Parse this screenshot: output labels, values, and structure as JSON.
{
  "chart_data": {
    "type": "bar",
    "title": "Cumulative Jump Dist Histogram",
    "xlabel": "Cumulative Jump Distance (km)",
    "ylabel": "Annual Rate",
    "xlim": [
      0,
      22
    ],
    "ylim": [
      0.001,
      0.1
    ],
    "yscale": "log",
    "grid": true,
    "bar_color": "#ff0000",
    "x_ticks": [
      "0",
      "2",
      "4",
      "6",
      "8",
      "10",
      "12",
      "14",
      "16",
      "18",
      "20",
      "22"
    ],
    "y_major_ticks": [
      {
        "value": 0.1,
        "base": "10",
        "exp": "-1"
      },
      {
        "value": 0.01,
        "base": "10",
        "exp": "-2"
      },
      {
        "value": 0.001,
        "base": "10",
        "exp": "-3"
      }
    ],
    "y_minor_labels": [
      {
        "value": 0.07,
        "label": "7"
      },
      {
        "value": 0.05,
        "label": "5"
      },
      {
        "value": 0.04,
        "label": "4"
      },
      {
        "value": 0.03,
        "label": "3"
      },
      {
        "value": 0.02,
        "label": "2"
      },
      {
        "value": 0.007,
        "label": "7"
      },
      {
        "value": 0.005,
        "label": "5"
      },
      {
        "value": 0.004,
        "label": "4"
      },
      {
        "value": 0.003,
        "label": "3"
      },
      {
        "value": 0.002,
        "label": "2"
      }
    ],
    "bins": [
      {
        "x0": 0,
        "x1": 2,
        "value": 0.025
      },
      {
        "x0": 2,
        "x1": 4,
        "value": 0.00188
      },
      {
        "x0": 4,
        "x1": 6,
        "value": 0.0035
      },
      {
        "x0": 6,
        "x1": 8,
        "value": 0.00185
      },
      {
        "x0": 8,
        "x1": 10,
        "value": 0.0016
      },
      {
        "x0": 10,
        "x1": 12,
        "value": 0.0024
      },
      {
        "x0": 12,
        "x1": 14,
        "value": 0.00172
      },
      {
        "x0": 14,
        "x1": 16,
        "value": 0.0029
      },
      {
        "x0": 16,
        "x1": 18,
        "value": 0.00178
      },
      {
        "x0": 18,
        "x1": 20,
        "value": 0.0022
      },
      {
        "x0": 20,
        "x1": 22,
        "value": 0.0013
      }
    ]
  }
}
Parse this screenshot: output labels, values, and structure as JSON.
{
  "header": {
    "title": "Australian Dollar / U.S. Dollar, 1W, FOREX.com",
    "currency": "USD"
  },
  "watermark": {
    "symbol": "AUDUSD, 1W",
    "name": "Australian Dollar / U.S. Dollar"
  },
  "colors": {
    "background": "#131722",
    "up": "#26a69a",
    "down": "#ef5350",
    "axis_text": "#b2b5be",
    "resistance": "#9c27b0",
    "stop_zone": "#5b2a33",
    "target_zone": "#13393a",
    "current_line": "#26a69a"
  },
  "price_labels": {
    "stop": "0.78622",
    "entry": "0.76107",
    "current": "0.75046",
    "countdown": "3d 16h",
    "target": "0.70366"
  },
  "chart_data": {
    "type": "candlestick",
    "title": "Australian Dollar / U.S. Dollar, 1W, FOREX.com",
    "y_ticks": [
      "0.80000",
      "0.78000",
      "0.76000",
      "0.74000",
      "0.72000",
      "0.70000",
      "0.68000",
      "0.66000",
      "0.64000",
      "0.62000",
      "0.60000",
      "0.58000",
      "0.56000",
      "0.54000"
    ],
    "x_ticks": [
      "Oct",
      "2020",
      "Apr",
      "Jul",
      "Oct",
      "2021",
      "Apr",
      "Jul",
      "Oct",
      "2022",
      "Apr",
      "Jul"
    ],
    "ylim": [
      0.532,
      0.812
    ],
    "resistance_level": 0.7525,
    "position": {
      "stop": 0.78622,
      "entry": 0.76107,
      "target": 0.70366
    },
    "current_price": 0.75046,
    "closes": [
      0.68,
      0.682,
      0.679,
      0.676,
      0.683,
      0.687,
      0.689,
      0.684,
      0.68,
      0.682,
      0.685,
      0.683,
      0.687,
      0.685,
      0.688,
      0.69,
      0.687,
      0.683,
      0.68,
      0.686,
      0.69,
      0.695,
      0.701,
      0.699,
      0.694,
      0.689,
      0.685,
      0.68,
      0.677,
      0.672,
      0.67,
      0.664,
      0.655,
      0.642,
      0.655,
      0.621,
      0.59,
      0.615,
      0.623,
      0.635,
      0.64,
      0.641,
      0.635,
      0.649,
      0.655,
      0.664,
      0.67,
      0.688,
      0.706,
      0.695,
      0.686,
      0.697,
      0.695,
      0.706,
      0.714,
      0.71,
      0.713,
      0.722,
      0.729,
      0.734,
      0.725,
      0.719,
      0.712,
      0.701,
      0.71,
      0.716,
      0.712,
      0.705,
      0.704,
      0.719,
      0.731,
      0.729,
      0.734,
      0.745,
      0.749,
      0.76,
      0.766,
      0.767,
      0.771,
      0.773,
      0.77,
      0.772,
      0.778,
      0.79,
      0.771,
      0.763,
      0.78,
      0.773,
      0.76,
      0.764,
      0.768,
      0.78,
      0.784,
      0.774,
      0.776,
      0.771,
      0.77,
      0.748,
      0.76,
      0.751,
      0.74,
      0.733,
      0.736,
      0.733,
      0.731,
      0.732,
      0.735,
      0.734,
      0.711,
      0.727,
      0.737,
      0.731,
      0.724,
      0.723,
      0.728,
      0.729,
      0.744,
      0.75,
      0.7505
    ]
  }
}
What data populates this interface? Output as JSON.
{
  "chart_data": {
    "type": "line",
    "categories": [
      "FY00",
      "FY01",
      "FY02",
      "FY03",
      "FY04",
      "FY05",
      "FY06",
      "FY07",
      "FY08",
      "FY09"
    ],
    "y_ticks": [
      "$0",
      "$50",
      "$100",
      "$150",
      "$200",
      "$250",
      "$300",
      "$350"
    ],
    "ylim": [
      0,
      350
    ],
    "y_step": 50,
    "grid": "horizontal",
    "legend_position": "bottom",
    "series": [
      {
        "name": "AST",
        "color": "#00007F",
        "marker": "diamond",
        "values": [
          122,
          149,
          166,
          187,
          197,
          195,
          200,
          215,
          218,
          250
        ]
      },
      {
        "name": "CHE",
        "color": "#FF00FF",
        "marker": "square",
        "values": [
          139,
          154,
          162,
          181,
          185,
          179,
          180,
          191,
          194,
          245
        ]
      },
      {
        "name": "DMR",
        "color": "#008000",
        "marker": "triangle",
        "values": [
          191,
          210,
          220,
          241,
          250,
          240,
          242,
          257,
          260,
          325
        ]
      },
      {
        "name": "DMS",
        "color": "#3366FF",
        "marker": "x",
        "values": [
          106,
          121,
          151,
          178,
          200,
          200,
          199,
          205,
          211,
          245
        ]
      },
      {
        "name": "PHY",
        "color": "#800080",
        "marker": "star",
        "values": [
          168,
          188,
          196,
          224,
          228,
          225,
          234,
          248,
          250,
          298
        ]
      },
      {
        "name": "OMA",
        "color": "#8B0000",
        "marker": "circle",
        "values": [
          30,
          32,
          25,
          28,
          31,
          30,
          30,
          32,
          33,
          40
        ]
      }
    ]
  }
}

────────────────────

▸ **Aim of the exercise**:
Please reproduce the entire listing, exactly as shown.

▸ **Task answer**:
Parse this screenshot: output labels, values, and structure as JSON.
{
  "chart_data": {
    "type": "bar",
    "title": "Cumulative Jump Dist Histogram",
    "xlabel": "Cumulative Jump Distance (km)",
    "ylabel": "Annual Rate",
    "xlim": [
      0,
      22
    ],
    "ylim": [
      0.001,
      0.1
    ],
    "yscale": "log",
    "grid": true,
    "bar_color": "#ff0000",
    "x_ticks": [
      "0",
      "2",
      "4",
      "6",
      "8",
      "10",
      "12",
      "14",
      "16",
      "18",
      "20",
      "22"
    ],
    "y_major_ticks": [
      {
        "value": 0.1,
        "base": "10",
        "exp": "-1"
      },
      {
        "value": 0.01,
        "base": "10",
        "exp": "-2"
      },
      {
        "value": 0.001,
        "base": "10",
        "exp": "-3"
      }
    ],
    "y_minor_labels": [
      {
        "value": 0.07,
        "label": "7"
      },
      {
        "value": 0.05,
        "label": "5"
      },
      {
        "value": 0.04,
        "label": "4"
      },
      {
        "value": 0.03,
        "label": "3"
      },
      {
        "value": 0.02,
        "label": "2"
      },
      {
        "value": 0.007,
        "label": "7"
      },
      {
        "value": 0.005,
        "label": "5"
      },
      {
        "value": 0.004,
        "label": "4"
      },
      {
        "value": 0.003,
        "label": "3"
      },
      {
        "value": 0.002,
        "label": "2"
      }
    ],
    "bins": [
      {
        "x0": 0,
        "x1": 2,
        "value": 0.025
      },
      {
        "x0": 2,
        "x1": 4,
        "value": 0.00188
      },
      {
        "x0": 4,
        "x1": 6,
        "value": 0.0035
      },
      {
        "x0": 6,
        "x1": 8,
        "value": 0.00185
      },
      {
        "x0": 8,
        "x1": 10,
        "value": 0.0016
      },
      {
        "x0": 10,
        "x1": 12,
        "value": 0.0024
      },
      {
        "x0": 12,
        "x1": 14,
        "value": 0.00172
      },
      {
        "x0": 14,
        "x1": 16,
        "value": 0.0029
      },
      {
        "x0": 16,
        "x1": 18,
        "value": 0.00178
      },
      {
        "x0": 18,
        "x1": 20,
        "value": 0.0022
      },
      {
        "x0": 20,
        "x1": 22,
        "value": 0.0013
      }
    ]
  }
}
Parse this screenshot: output labels, values, and structure as JSON.
{
  "header": {
    "title": "Australian Dollar / U.S. Dollar, 1W, FOREX.com",
    "currency": "USD"
  },
  "watermark": {
    "symbol": "AUDUSD, 1W",
    "name": "Australian Dollar / U.S. Dollar"
  },
  "colors": {
    "background": "#131722",
    "up": "#26a69a",
    "down": "#ef5350",
    "axis_text": "#b2b5be",
    "resistance": "#9c27b0",
    "stop_zone": "#5b2a33",
    "target_zone": "#13393a",
    "current_line": "#26a69a"
  },
  "price_labels": {
    "stop": "0.78622",
    "entry": "0.76107",
    "current": "0.75046",
    "countdown": "3d 16h",
    "target": "0.70366"
  },
  "chart_data": {
    "type": "candlestick",
    "title": "Australian Dollar / U.S. Dollar, 1W, FOREX.com",
    "y_ticks": [
      "0.80000",
      "0.78000",
      "0.76000",
      "0.74000",
      "0.72000",
      "0.70000",
      "0.68000",
      "0.66000",
      "0.64000",
      "0.62000",
      "0.60000",
      "0.58000",
      "0.56000",
      "0.54000"
    ],
    "x_ticks": [
      "Oct",
      "2020",
      "Apr",
      "Jul",
      "Oct",
      "2021",
      "Apr",
      "Jul",
      "Oct",
      "2022",
      "Apr",
      "Jul"
    ],
    "ylim": [
      0.532,
      0.812
    ],
    "resistance_level": 0.7525,
    "position": {
      "stop": 0.78622,
      "entry": 0.76107,
      "target": 0.70366
    },
    "current_price": 0.75046,
    "closes": [
      0.68,
      0.682,
      0.679,
      0.676,
      0.683,
      0.687,
      0.689,
      0.684,
      0.68,
      0.682,
      0.685,
      0.683,
      0.687,
      0.685,
      0.688,
      0.69,
      0.687,
      0.683,
      0.68,
      0.686,
      0.69,
      0.695,
      0.701,
      0.699,
      0.694,
      0.689,
      0.685,
      0.68,
      0.677,
      0.672,
      0.67,
      0.664,
      0.655,
      0.642,
      0.655,
      0.621,
      0.59,
      0.615,
      0.623,
      0.635,
      0.64,
      0.641,
      0.635,
      0.649,
      0.655,
      0.664,
      0.67,
      0.688,
      0.706,
      0.695,
      0.686,
      0.697,
      0.695,
      0.706,
      0.714,
      0.71,
      0.713,
      0.722,
      0.729,
      0.734,
      0.725,
      0.719,
      0.712,
      0.701,
      0.71,
      0.716,
      0.712,
      0.705,
      0.704,
      0.719,
      0.731,
      0.729,
      0.734,
      0.745,
      0.749,
      0.76,
      0.766,
      0.767,
      0.771,
      0.773,
      0.77,
      0.772,
      0.778,
      0.79,
      0.771,
      0.763,
      0.78,
      0.773,
      0.76,
      0.764,
      0.768,
      0.78,
      0.784,
      0.774,
      0.776,
      0.771,
      0.77,
      0.748,
      0.76,
      0.751,
      0.74,
      0.733,
      0.736,
      0.733,
      0.731,
      0.732,
      0.735,
      0.734,
      0.711,
      0.727,
      0.737,
      0.731,
      0.724,
      0.723,
      0.728,
      0.729,
      0.744,
      0.75,
      0.7505
    ]
  }
}
What data populates this interface? Output as JSON.
{
  "chart_data": {
    "type": "line",
    "categories": [
      "FY00",
      "FY01",
      "FY02",
      "FY03",
      "FY04",
      "FY05",
      "FY06",
      "FY07",
      "FY08",
      "FY09"
    ],
    "y_ticks": [
      "$0",
      "$50",
      "$100",
      "$150",
      "$200",
      "$250",
      "$300",
      "$350"
    ],
    "ylim": [
      0,
      350
    ],
    "y_step": 50,
    "grid": "horizontal",
    "legend_position": "bottom",
    "series": [
      {
        "name": "AST",
        "color": "#00007F",
        "marker": "diamond",
        "values": [
          122,
          149,
          166,
          187,
          197,
          195,
          200,
          215,
          218,
          250
        ]
      },
      {
        "name": "CHE",
        "color": "#FF00FF",
        "marker": "square",
        "values": [
          139,
          154,
          162,
          181,
          185,
          179,
          180,
          191,
          194,
          245
        ]
      },
      {
        "name": "DMR",
        "color": "#008000",
        "marker": "triangle",
        "values": [
          191,
          210,
          220,
          241,
          250,
          240,
          242,
          257,
          260,
          325
        ]
      },
      {
        "name": "DMS",
        "color": "#3366FF",
        "marker": "x",
        "values": [
          106,
          121,
          151,
          178,
          200,
          200,
          199,
          205,
          211,
          245
        ]
      },
      {
        "name": "PHY",
        "color": "#800080",
        "marker": "star",
        "values": [
          168,
          188,
          196,
          224,
          228,
          225,
          234,
          248,
          250,
          298
        ]
      },
      {
        "name": "OMA",
        "color": "#8B0000",
        "marker": "circle",
        "values": [
          30,
          32,
          25,
          28,
          31,
          30,
          30,
          32,
          33,
          40
        ]
      }
    ]
  }
}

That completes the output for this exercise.